■ Work to do:
Pull out each line of the records below that contains the string "charts", copying those lines in full.

Element box records:
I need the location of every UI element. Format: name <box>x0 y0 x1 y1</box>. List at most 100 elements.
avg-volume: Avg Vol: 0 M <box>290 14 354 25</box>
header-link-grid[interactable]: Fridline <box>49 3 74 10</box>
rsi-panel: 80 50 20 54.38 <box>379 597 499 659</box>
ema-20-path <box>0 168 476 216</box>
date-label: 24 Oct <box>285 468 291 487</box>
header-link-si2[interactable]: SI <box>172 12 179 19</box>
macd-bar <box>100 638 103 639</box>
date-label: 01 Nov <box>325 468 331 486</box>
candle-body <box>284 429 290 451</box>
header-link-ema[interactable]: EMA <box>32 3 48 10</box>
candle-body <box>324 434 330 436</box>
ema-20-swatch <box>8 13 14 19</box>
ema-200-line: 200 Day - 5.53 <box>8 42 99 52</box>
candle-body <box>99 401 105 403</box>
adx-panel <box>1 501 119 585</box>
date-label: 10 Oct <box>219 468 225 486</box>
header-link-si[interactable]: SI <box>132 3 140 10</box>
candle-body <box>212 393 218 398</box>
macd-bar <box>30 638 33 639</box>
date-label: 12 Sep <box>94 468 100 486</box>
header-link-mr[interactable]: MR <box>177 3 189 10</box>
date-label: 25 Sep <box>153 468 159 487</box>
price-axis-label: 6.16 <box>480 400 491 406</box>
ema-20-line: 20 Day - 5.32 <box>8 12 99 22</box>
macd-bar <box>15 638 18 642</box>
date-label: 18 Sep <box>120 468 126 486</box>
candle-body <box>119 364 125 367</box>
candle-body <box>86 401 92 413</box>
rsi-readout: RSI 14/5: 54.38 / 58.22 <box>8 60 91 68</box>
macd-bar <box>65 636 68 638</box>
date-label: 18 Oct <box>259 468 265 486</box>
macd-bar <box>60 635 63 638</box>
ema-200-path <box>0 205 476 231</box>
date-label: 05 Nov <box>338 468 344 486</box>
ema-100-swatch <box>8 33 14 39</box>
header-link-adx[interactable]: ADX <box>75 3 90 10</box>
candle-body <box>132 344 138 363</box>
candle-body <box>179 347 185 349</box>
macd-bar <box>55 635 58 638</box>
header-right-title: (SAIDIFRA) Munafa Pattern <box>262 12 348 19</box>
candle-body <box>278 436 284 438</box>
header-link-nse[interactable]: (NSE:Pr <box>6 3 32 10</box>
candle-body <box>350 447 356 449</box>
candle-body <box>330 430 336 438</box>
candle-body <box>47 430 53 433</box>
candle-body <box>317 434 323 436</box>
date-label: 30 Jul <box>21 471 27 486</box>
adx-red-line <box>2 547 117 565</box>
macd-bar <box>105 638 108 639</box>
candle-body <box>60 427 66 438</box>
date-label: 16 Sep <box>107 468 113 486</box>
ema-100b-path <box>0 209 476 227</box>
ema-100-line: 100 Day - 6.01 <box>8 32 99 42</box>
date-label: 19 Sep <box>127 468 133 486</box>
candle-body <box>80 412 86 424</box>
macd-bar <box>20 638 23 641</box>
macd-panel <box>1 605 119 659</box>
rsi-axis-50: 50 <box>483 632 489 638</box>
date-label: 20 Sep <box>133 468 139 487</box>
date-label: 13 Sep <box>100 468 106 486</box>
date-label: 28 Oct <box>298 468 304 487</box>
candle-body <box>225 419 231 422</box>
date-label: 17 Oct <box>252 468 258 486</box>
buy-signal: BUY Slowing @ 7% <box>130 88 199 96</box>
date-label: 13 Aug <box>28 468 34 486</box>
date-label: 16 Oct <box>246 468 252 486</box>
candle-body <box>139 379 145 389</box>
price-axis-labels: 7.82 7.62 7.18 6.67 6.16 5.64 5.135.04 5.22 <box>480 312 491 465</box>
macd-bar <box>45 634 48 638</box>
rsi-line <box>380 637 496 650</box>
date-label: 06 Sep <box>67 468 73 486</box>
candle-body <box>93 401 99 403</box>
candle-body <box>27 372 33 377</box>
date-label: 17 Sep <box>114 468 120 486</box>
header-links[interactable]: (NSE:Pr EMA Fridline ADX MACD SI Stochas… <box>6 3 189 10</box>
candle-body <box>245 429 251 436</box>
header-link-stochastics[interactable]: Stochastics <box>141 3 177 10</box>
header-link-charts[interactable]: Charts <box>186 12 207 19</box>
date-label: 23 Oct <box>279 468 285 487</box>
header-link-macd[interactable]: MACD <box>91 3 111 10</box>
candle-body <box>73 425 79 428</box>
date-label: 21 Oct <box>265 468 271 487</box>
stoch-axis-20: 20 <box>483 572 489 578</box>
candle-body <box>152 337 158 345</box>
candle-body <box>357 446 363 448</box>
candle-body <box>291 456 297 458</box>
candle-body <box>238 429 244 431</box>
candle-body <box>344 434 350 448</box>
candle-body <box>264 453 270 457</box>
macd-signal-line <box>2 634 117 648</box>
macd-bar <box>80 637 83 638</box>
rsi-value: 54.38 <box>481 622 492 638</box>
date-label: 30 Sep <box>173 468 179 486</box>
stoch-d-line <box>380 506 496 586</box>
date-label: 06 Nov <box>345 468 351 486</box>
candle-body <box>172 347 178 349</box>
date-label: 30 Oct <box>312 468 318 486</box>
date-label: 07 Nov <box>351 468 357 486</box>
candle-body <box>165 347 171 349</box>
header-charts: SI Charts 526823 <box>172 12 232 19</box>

■ Exercise output:
header-link-charts[interactable]: Charts <box>186 12 207 19</box>
header-charts: SI Charts 526823 <box>172 12 232 19</box>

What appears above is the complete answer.